Milkman wins personal injury appeal against operators of Scottish National Portrait Gallery
A milk delivery man who was injured while delivering milk to the Scottish National Portrait Gallery in Edinburgh has successfully appealed against a decision granting decree of absolvitor to the gallery’s controlling organisation.
Andrew Wright, an employee of Graham’s Family Dairy, originally brought the action against the National Galleries of Scotland based on its common law duty to take reasonable care for his safety, as well as its obligations under the Occupiers’ Liability (Scotland) Act 1960.
The appeal was heard in the Sheriff Appeal Court (Civil Division) by Sheriff Principal Stephen, sitting with Sheriff Principal Pyle and Sheriff Principal Turnbull.
Sudden drop
The pursuer was delivering milk to the café located within the gallery in the early hours of the morning of 19 November 2016. He had made this delivery many times before, and used a wheeled cage to move the milk to a fridge located in a rear corridor close to the fire exit.
The method of delivery was altered by the gallery the day before the accident, requiring the pursuer to make his delivery via the front entrance to the gallery on Queen Street rather than being let in through the fire exit.

Study material →

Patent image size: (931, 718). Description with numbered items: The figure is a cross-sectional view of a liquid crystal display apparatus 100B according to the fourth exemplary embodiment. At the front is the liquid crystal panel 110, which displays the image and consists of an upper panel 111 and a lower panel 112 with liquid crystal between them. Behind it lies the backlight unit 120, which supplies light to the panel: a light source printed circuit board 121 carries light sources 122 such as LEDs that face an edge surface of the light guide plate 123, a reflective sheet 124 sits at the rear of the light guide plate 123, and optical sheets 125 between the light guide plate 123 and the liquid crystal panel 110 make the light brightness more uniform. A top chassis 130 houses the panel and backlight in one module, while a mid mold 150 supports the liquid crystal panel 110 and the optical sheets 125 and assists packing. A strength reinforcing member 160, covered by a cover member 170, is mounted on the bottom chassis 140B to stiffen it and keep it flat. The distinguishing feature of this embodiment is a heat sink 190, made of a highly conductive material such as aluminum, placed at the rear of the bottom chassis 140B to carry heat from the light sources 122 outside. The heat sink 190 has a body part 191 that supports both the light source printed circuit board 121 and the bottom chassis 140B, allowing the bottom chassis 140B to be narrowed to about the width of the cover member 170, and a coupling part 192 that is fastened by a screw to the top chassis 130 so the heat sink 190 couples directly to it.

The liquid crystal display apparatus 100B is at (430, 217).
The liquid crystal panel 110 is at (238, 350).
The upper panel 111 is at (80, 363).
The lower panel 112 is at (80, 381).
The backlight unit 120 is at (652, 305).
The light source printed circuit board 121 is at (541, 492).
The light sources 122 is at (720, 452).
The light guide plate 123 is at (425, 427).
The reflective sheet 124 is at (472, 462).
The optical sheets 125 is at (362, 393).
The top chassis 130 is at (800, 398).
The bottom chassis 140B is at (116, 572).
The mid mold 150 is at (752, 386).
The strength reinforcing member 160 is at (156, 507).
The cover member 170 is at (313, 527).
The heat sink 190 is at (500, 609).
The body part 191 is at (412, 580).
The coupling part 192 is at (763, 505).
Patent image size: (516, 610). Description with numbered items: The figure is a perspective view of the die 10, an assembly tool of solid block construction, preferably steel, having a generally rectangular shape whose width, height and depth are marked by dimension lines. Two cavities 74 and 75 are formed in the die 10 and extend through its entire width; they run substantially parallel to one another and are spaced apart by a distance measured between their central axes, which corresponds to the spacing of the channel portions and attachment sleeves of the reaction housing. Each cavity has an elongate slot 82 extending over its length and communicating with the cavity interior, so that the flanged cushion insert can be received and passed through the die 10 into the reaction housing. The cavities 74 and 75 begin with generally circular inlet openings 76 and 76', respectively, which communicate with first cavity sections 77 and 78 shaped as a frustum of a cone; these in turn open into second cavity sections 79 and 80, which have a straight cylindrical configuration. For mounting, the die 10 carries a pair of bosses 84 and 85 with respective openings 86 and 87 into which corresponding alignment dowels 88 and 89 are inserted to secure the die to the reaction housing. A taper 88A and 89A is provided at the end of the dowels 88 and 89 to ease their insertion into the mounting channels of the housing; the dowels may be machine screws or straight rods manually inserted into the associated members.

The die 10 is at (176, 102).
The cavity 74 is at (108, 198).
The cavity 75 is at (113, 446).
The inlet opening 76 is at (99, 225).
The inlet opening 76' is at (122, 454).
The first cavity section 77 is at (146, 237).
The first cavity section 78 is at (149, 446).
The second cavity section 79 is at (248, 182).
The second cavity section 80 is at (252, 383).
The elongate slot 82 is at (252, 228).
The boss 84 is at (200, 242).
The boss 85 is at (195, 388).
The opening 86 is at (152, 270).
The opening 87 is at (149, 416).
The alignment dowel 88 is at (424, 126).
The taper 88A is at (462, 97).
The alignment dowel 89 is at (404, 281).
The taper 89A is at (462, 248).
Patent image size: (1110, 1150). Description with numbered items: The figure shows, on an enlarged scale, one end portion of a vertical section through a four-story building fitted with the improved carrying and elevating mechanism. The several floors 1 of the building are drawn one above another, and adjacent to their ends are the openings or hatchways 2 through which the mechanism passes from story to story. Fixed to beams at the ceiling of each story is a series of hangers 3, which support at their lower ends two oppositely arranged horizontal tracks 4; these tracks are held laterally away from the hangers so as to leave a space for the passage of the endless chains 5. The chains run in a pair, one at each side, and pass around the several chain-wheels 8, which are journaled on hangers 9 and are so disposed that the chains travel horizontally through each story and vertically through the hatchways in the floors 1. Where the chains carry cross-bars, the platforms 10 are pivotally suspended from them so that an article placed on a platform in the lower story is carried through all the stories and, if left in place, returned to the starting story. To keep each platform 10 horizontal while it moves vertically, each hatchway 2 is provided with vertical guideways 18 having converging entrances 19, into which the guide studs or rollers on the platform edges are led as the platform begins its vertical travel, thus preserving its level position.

Assignment 1 →
Please retype the stretch of the milkman appeal article from "Andrew Wright, an" through "Sheriff Principal Turnbull.", keeping every word and mark unchanged.
Assignment 2 →
Continue the milkman appeal article from where it stops, picking up after its last sentence.

Response box 1 →
Andrew Wright, an employee of Graham’s Family Dairy, originally brought the action against the National Galleries of Scotland based on its common law duty to take reasonable care for his safety, as well as its obligations under the Occupiers’ Liability (Scotland) Act 1960.
The appeal was heard in the Sheriff Appeal Court (Civil Division) by Sheriff Principal Stephen, sitting with Sheriff Principal Pyle and Sheriff Principal Turnbull.

Response box 2 →
For this particular delivery, the pursuer’s wheeled cage was half full of milk, allowing him to see ahead of him when pushing it. However, he did not see a step down to the rear corridor where the fridge was located, causing him to fall forward when the cage dropped suddenly down the step. The pursuer suffered injuries to his right hip and wrist as a result of the fall.
The sheriff who heard the case at first instance issued a note assoilzing the defender in February 2019. The issues for proof were liability and contributory negligence, quantum having been agreed.
On appeal, the pursuer submitted that the defender had control of the gallery on the evidence, and therefore had a duty of care to take reasonable care of a person entering the gallery. The defender had accepted having control of the locus. While the defender had an agreement with Heritage Portfolio under which the latter ran the on-site café, they were simply an additional occupier of the café and not its controller.
It was submitted that the sheriff had erred by conflating the concept of “control” with “knowledge”. The corridor in which the accident occurred was a traffic route for pedestrians, and therefore the Workplace (Health, Safety and Welfare) Regulations 1992 applied.
The defender submitted that, while they had a measure of control over the area, it went as far as access to and egress from the building only. Heritage Portfolio had control over the café and kitchen areas. Further, there was no finding from the sheriff that the step was a hazard, or that the pursuer would not have been able to see it.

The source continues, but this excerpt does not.